Exercise directions: Within the records below, find each line that holds the string "your", then copy it.

--- begin Input ---

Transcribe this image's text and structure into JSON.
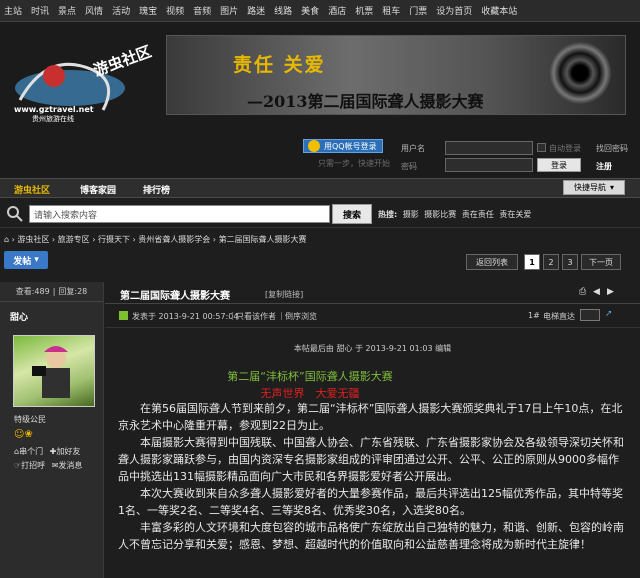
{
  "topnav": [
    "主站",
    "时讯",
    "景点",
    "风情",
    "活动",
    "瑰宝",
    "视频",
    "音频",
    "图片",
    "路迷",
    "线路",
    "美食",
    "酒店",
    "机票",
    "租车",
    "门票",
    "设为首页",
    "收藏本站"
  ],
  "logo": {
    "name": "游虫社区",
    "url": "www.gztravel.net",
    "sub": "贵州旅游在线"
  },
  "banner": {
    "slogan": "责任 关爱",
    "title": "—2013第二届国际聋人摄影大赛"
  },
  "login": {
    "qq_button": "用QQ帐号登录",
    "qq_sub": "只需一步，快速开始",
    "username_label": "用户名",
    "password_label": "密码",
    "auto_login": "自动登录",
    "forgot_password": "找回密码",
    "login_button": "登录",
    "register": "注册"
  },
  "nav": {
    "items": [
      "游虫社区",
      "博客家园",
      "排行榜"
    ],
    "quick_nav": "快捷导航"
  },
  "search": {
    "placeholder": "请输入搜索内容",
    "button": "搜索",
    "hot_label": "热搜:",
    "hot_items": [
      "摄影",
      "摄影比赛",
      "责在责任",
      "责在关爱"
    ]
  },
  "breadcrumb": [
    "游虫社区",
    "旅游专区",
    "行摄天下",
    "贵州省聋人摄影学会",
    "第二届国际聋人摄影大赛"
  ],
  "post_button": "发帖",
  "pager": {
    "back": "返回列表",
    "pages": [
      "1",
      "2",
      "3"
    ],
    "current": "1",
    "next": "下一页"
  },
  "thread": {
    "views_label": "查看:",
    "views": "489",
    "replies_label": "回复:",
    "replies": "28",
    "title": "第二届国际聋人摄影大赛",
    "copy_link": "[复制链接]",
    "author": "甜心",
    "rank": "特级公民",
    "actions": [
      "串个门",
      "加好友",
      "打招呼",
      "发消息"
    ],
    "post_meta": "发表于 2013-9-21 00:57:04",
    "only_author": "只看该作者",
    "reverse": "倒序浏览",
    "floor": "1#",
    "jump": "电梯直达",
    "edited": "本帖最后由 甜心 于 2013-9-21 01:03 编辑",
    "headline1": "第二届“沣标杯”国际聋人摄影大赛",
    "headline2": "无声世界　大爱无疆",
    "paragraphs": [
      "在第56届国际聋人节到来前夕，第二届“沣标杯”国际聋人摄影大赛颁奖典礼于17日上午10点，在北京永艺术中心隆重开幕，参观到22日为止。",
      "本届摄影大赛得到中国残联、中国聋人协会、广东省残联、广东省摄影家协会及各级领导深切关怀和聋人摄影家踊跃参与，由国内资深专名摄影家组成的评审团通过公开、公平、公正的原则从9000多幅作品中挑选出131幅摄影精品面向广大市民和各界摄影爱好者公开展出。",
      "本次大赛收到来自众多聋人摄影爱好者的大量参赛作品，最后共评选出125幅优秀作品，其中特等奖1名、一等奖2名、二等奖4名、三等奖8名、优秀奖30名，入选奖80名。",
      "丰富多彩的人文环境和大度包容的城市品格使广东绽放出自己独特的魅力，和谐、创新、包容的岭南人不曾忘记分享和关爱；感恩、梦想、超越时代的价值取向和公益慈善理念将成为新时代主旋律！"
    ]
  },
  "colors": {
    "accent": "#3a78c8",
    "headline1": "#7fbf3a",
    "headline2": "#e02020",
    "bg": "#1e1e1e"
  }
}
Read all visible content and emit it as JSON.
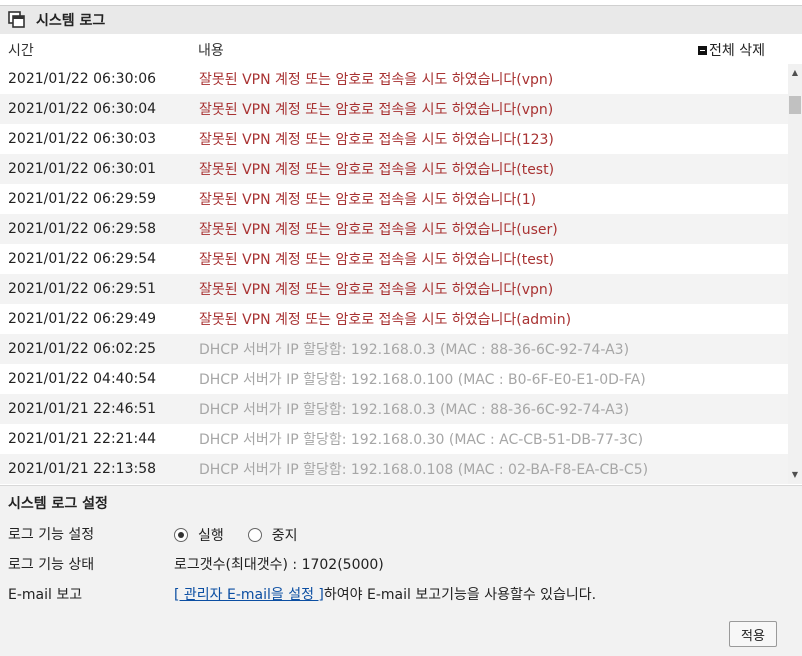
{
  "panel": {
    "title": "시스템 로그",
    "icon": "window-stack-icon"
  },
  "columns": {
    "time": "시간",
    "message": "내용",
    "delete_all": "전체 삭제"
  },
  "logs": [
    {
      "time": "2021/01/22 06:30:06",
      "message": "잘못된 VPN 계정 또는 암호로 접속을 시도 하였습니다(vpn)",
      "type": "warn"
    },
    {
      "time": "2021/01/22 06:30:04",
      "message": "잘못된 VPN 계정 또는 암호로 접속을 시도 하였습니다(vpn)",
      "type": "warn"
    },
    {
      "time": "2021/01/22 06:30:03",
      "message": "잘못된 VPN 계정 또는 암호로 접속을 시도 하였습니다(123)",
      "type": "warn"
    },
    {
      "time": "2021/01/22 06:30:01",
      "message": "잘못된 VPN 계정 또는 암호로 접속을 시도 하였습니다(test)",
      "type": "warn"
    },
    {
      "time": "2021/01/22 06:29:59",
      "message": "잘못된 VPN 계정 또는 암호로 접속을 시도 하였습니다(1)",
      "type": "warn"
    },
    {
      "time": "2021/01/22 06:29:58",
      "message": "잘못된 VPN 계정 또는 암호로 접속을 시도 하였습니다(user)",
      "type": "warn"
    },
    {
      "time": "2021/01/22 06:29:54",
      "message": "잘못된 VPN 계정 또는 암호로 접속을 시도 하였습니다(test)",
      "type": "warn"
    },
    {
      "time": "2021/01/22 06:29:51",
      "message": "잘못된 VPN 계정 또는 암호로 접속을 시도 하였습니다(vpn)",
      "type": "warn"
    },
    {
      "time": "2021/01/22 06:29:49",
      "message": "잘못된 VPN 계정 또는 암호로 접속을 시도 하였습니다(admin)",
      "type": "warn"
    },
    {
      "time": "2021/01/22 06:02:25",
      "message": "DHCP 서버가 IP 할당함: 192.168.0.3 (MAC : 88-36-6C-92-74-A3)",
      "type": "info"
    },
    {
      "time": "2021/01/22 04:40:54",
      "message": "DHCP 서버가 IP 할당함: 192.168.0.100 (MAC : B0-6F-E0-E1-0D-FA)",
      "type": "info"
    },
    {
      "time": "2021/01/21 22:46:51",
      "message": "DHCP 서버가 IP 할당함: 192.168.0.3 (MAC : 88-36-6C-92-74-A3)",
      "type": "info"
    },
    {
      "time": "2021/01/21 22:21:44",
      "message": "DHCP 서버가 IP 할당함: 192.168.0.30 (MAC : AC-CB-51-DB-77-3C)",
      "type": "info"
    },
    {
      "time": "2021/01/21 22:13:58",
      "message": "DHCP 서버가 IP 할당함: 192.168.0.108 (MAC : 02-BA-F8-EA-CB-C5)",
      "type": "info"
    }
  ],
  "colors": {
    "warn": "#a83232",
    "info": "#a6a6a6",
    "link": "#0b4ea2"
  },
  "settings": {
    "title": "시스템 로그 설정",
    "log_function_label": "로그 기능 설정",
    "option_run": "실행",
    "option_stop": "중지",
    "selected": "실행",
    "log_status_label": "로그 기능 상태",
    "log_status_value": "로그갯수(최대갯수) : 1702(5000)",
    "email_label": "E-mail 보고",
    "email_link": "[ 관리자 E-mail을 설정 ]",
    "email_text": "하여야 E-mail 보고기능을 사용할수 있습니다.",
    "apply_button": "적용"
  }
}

--- end Input ---
--- begin Input ---

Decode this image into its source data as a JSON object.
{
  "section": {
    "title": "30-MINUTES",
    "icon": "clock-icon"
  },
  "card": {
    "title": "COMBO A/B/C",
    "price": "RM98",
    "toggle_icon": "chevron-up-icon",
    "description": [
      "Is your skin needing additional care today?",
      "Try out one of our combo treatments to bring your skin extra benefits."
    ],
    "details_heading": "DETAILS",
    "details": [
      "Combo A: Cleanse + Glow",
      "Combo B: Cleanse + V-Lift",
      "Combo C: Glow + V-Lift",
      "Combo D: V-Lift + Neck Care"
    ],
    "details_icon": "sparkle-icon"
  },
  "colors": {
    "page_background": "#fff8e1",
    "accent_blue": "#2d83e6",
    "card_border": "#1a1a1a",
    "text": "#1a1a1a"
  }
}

--- end Input ---

The solution:
      "Is your skin needing additional care today?",
      "Try out one of our combo treatments to bring your skin extra benefits."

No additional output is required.